-- Begin Dataset extract --
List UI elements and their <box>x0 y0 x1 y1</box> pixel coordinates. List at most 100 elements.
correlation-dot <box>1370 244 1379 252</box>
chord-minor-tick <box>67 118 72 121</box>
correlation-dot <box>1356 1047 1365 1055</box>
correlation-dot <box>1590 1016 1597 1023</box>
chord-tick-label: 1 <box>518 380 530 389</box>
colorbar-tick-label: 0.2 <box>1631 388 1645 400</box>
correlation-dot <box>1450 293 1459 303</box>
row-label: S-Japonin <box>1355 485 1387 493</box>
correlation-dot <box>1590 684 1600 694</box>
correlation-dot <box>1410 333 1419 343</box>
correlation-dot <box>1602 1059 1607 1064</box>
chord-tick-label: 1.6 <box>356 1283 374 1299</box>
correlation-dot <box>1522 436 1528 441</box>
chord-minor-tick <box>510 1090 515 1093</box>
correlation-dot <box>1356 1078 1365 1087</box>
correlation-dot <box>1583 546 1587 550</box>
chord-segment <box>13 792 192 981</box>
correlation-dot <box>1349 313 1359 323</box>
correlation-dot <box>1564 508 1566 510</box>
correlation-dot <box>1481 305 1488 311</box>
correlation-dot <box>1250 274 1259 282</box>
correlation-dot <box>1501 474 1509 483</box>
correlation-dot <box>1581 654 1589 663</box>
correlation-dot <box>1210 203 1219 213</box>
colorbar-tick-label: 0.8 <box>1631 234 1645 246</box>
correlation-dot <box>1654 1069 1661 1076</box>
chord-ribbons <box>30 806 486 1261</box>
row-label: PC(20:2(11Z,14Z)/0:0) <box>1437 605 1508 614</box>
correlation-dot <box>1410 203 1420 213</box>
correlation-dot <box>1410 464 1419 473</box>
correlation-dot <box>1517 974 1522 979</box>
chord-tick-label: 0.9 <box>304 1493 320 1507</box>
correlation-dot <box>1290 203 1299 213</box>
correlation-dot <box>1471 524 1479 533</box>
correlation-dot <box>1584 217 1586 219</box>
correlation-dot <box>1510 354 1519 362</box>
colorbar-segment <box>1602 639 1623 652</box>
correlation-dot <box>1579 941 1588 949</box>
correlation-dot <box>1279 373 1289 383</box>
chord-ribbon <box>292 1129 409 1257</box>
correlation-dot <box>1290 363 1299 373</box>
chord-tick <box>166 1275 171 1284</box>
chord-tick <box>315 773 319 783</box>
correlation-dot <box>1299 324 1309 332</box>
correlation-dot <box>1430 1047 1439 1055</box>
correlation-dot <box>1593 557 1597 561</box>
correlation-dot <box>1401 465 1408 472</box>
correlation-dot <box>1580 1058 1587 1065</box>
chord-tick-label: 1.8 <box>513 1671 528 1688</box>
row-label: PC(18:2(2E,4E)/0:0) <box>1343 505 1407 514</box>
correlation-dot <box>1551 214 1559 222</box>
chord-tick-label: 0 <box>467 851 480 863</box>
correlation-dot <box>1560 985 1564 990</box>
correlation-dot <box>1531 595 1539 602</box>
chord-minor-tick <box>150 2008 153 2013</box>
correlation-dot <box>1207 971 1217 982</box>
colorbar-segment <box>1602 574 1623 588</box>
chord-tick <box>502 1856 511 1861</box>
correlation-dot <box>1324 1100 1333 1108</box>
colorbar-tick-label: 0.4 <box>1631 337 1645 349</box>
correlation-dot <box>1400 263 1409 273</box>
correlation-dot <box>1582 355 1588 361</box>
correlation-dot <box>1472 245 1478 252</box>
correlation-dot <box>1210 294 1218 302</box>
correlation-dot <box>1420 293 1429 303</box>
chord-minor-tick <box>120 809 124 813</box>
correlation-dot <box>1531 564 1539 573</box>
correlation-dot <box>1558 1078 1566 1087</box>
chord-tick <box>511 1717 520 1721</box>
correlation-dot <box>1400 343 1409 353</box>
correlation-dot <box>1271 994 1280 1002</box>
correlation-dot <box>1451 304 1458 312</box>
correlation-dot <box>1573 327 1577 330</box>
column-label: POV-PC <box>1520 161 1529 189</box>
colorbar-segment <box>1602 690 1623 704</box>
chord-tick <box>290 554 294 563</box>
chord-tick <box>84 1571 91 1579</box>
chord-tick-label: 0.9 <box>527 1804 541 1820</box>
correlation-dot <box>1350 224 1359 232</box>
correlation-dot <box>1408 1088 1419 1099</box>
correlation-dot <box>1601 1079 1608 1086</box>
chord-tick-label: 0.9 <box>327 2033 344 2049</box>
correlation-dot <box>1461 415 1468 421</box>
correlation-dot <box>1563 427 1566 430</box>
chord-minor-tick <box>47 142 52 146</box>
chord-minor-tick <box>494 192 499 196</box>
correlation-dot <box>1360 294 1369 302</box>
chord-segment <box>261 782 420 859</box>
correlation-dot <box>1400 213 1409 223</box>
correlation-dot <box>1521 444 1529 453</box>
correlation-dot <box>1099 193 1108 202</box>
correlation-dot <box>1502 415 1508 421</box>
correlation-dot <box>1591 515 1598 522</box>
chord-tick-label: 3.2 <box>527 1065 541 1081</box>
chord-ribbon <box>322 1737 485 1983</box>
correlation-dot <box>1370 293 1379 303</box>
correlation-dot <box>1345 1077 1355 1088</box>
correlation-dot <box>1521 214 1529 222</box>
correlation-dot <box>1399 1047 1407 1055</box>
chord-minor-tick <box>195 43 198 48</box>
-- End Dataset extract --
The exercise: Copy the listing word for word, from its first line down to and including the line with "correlation-dot <box>1501 474 1509 483</box>".

Solution to this exercise:
List UI elements and their <box>x0 y0 x1 y1</box> pixel coordinates. List at most 100 elements.
correlation-dot <box>1370 244 1379 252</box>
chord-minor-tick <box>67 118 72 121</box>
correlation-dot <box>1356 1047 1365 1055</box>
correlation-dot <box>1590 1016 1597 1023</box>
chord-tick-label: 1 <box>518 380 530 389</box>
colorbar-tick-label: 0.2 <box>1631 388 1645 400</box>
correlation-dot <box>1450 293 1459 303</box>
row-label: S-Japonin <box>1355 485 1387 493</box>
correlation-dot <box>1590 684 1600 694</box>
correlation-dot <box>1410 333 1419 343</box>
correlation-dot <box>1602 1059 1607 1064</box>
chord-tick-label: 1.6 <box>356 1283 374 1299</box>
correlation-dot <box>1522 436 1528 441</box>
chord-minor-tick <box>510 1090 515 1093</box>
correlation-dot <box>1356 1078 1365 1087</box>
correlation-dot <box>1583 546 1587 550</box>
chord-segment <box>13 792 192 981</box>
correlation-dot <box>1349 313 1359 323</box>
correlation-dot <box>1564 508 1566 510</box>
correlation-dot <box>1481 305 1488 311</box>
correlation-dot <box>1250 274 1259 282</box>
correlation-dot <box>1501 474 1509 483</box>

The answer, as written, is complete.